**The task**
Pull every line of the entries that has the word "Chen".

**Task inputs**
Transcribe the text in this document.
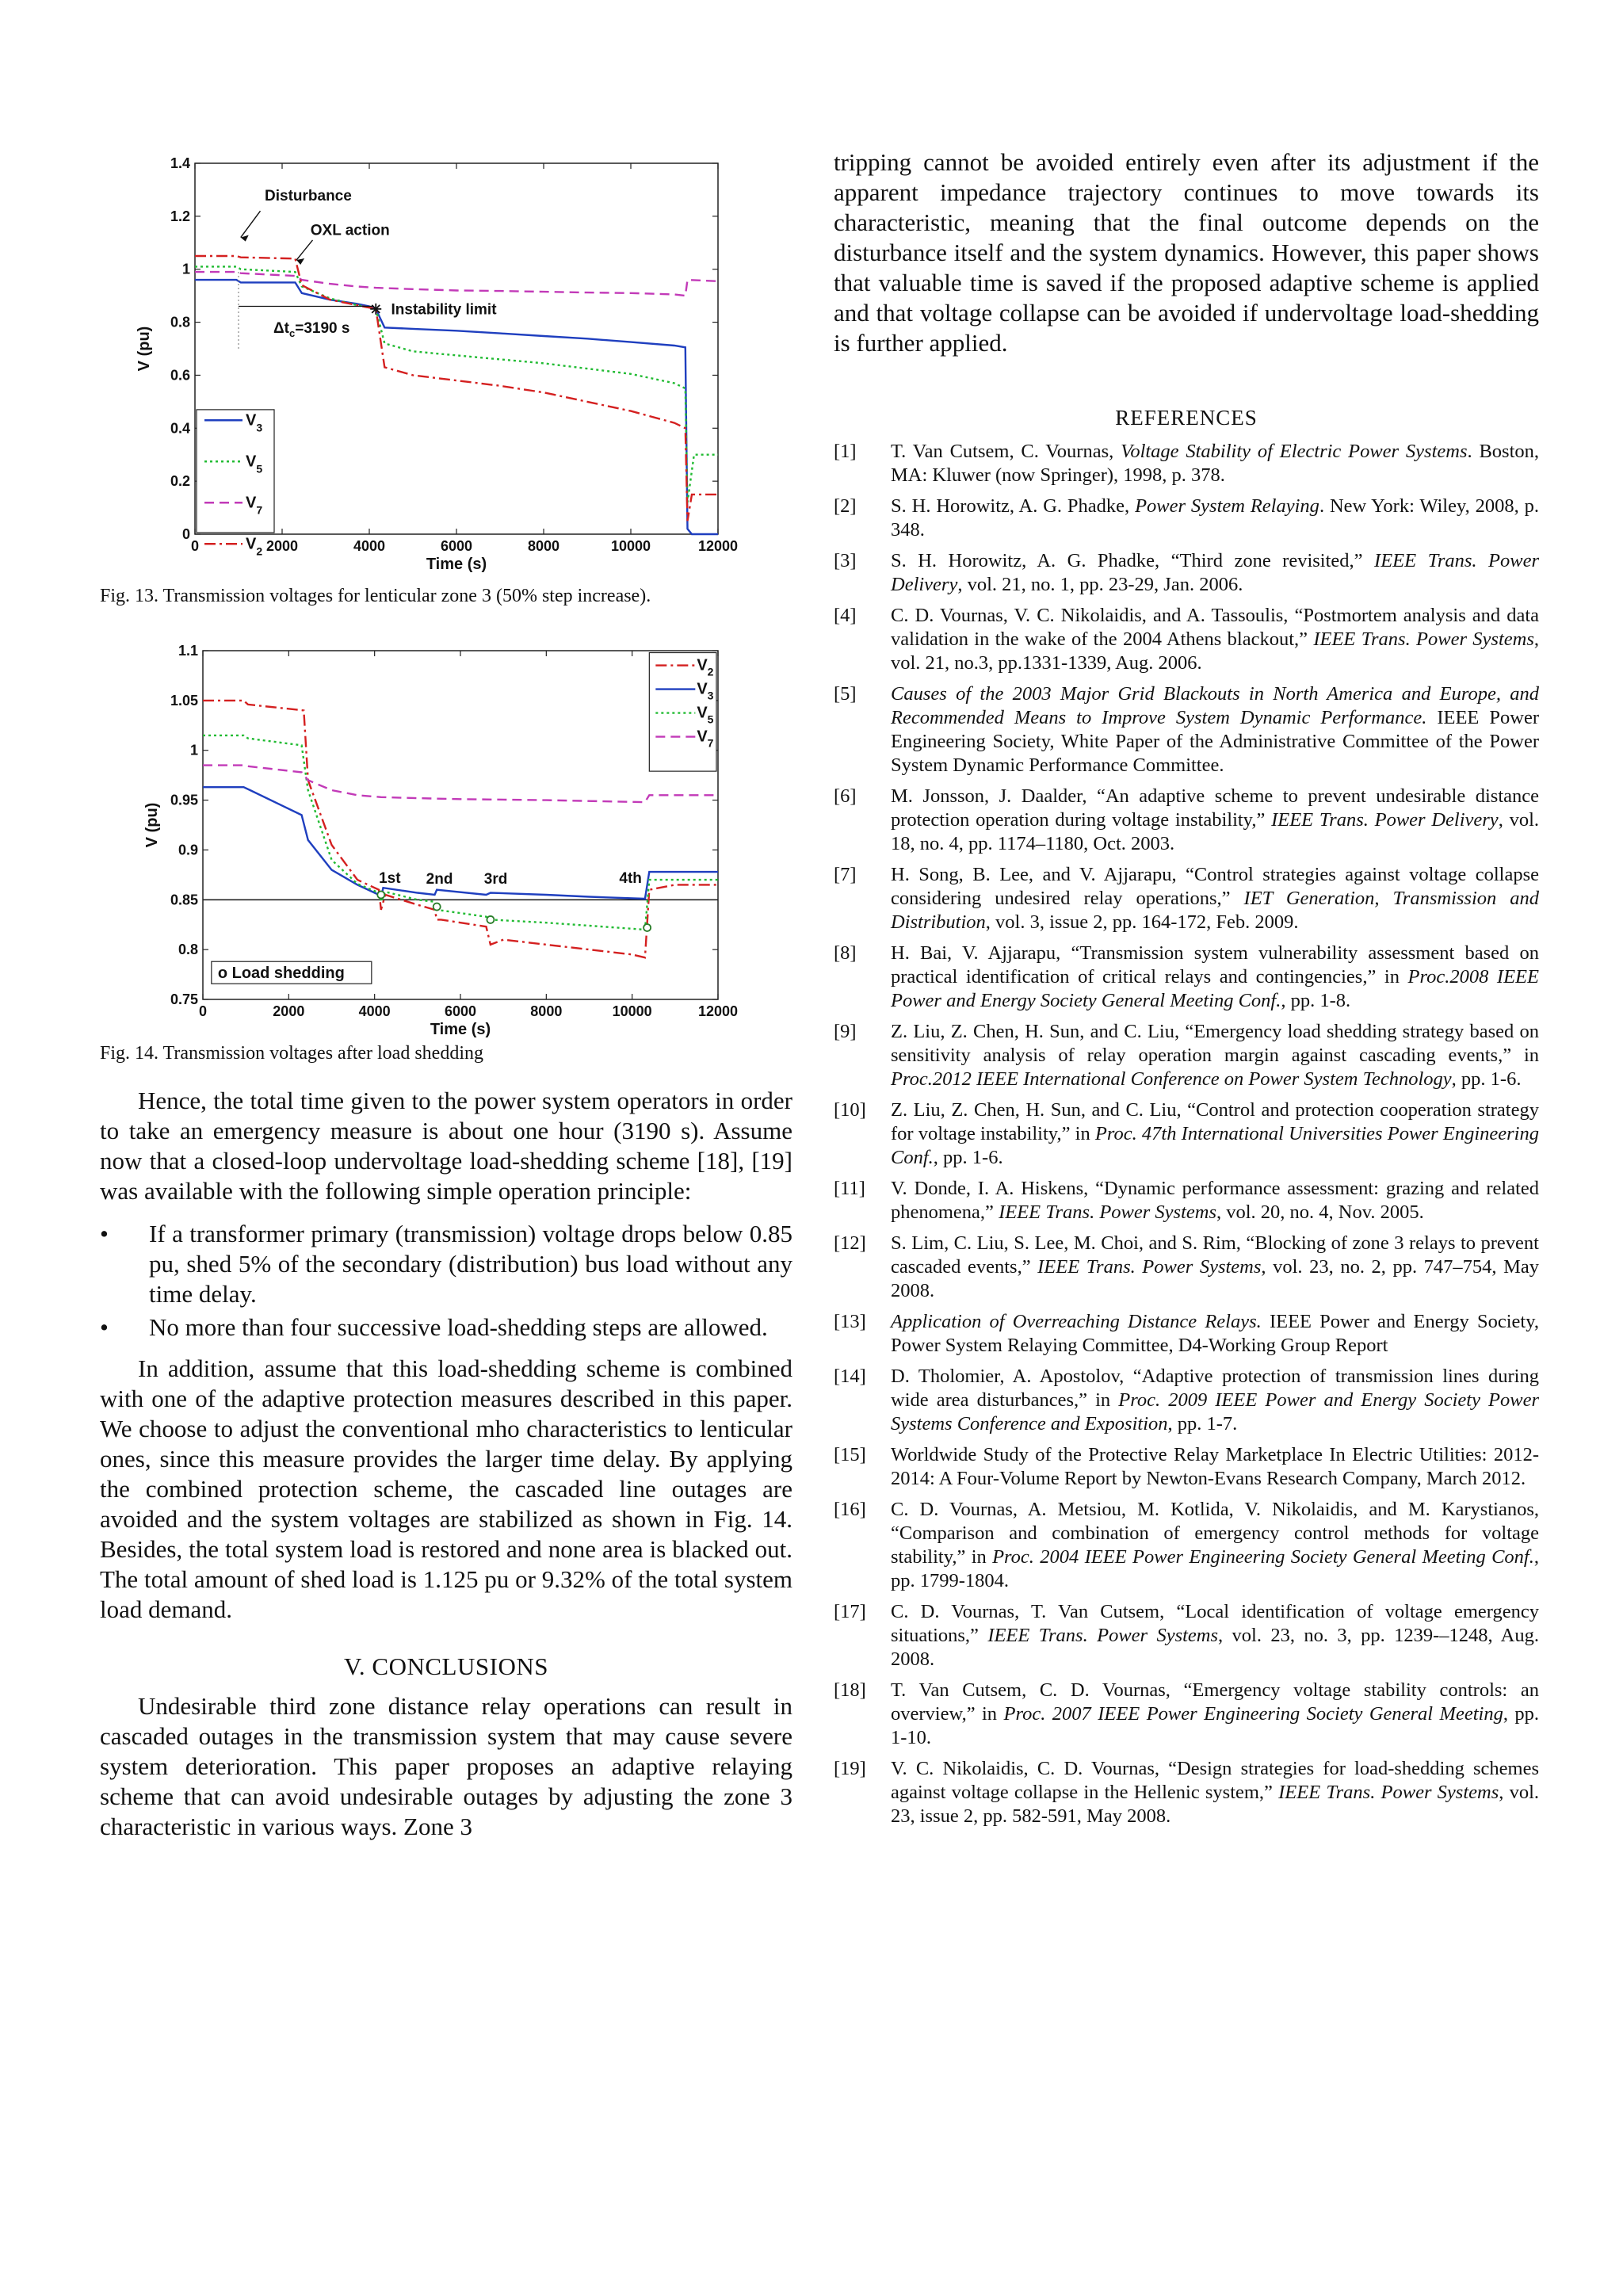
0	2000	4000	6000	8000	10000	12000
0
0.2
0.4
0.6
0.8
1
1.2
1.4
Time (s)
V (pu)
Disturbance
OXL action
Instability limit
$\Delta t_c=3190$ s
$V_3$
$V_5$
$V_7$
$V_2$
Fig. 13. Transmission voltages for lenticular zone 3 (50% step increase).
0	2000	4000	6000	8000	10000	12000
0.75
0.8
0.85
0.9
0.95
1
1.05
1.1
Time (s)
V (pu)
1st 2nd 3rd	4th
$V_2$
$V_3$
$V_5$
$V_7$
o Load shedding
Fig. 14. Transmission voltages after load shedding

Hence, the total time given to the power system operators in order to take an emergency measure is about one hour (3190 s). Assume now that a closed-loop undervoltage load-shedding scheme [18], [19] was available with the following simple operation principle:

• If a transformer primary (transmission) voltage drops below 0.85 pu, shed 5% of the secondary (distribution) bus load without any time delay.
• No more than four successive load-shedding steps are allowed.

In addition, assume that this load-shedding scheme is combined with one of the adaptive protection measures described in this paper. We choose to adjust the conventional mho characteristics to lenticular ones, since this measure provides the larger time delay. By applying the combined protection scheme, the cascaded line outages are avoided and the system voltages are stabilized as shown in Fig. 14. Besides, the total system load is restored and none area is blacked out. The total amount of shed load is 1.125 pu or 9.32% of the total system load demand.

V. CONCLUSIONS

Undesirable third zone distance relay operations can result in cascaded outages in the transmission system that may cause severe system deterioration. This paper proposes an adaptive relaying scheme that can avoid undesirable outages by adjusting the zone 3 characteristic in various ways. Zone 3

tripping cannot be avoided entirely even after its adjustment if the apparent impedance trajectory continues to move towards its characteristic, meaning that the final outcome depends on the disturbance itself and the system dynamics. However, this paper shows that valuable time is saved if the proposed adaptive scheme is applied and that voltage collapse can be avoided if undervoltage load-shedding is further applied.

REFERENCES
[1] T. Van Cutsem, C. Vournas, Voltage Stability of Electric Power Systems. Boston, MA: Kluwer (now Springer), 1998, p. 378.
[2] S. H. Horowitz, A. G. Phadke, Power System Relaying. New York: Wiley, 2008, p. 348.
[3] S. H. Horowitz, A. G. Phadke, “Third zone revisited,” IEEE Trans. Power Delivery, vol. 21, no. 1, pp. 23-29, Jan. 2006.
[4] C. D. Vournas, V. C. Nikolaidis, and A. Tassoulis, “Postmortem analysis and data validation in the wake of the 2004 Athens blackout,” IEEE Trans. Power Systems, vol. 21, no.3, pp.1331-1339, Aug. 2006.
[5] Causes of the 2003 Major Grid Blackouts in North America and Europe, and Recommended Means to Improve System Dynamic Performance. IEEE Power Engineering Society, White Paper of the Administrative Committee of the Power System Dynamic Performance Committee.
[6] M. Jonsson, J. Daalder, “An adaptive scheme to prevent undesirable distance protection operation during voltage instability,” IEEE Trans. Power Delivery, vol. 18, no. 4, pp. 1174–1180, Oct. 2003.
[7] H. Song, B. Lee, and V. Ajjarapu, “Control strategies against voltage collapse considering undesired relay operations,” IET Generation, Transmission and Distribution, vol. 3, issue 2, pp. 164-172, Feb. 2009.
[8] H. Bai, V. Ajjarapu, “Transmission system vulnerability assessment based on practical identification of critical relays and contingencies,” in Proc.2008 IEEE Power and Energy Society General Meeting Conf., pp. 1-8.
[9] Z. Liu, Z. Chen, H. Sun, and C. Liu, “Emergency load shedding strategy based on sensitivity analysis of relay operation margin against cascading events,” in Proc.2012 IEEE International Conference on Power System Technology, pp. 1-6.
[10] Z. Liu, Z. Chen, H. Sun, and C. Liu, “Control and protection cooperation strategy for voltage instability,” in Proc. 47th International Universities Power Engineering Conf., pp. 1-6.
[11] V. Donde, I. A. Hiskens, “Dynamic performance assessment: grazing and related phenomena,” IEEE Trans. Power Systems, vol. 20, no. 4, Nov. 2005.
[12] S. Lim, C. Liu, S. Lee, M. Choi, and S. Rim, “Blocking of zone 3 relays to prevent cascaded events,” IEEE Trans. Power Systems, vol. 23, no. 2, pp. 747–754, May 2008.
[13] Application of Overreaching Distance Relays. IEEE Power and Energy Society, Power System Relaying Committee, D4-Working Group Report
[14] D. Tholomier, A. Apostolov, “Adaptive protection of transmission lines during wide area disturbances,” in Proc. 2009 IEEE Power and Energy Society Power Systems Conference and Exposition, pp. 1-7.
[15] Worldwide Study of the Protective Relay Marketplace In Electric Utilities: 2012-2014: A Four-Volume Report by Newton-Evans Research Company, March 2012.
[16] C. D. Vournas, A. Metsiou, M. Kotlida, V. Nikolaidis, and M. Karystianos, “Comparison and combination of emergency control methods for voltage stability,” in Proc. 2004 IEEE Power Engineering Society General Meeting Conf., pp. 1799-1804.
[17] C. D. Vournas, T. Van Cutsem, “Local identification of voltage emergency situations,” IEEE Trans. Power Systems, vol. 23, no. 3, pp. 1239-–1248, Aug. 2008.
[18] T. Van Cutsem, C. D. Vournas, “Emergency voltage stability controls: an overview,” in Proc. 2007 IEEE Power Engineering Society General Meeting, pp. 1-10.
[19] V. C. Nikolaidis, C. D. Vournas, “Design strategies for load-shedding schemes against voltage collapse in the Hellenic system,” IEEE Trans. Power Systems, vol. 23, issue 2, pp. 582-591, May 2008.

**Exercise response**
[9] Z. Liu, Z. Chen, H. Sun, and C. Liu, “Emergency load shedding strategy based on sensitivity analysis of relay operation margin against cascading events,” in Proc.2012 IEEE International Conference on Power System Technology, pp. 1-6.
[10] Z. Liu, Z. Chen, H. Sun, and C. Liu, “Control and protection cooperation strategy for voltage instability,” in Proc. 47th International Universities Power Engineering Conf., pp. 1-6.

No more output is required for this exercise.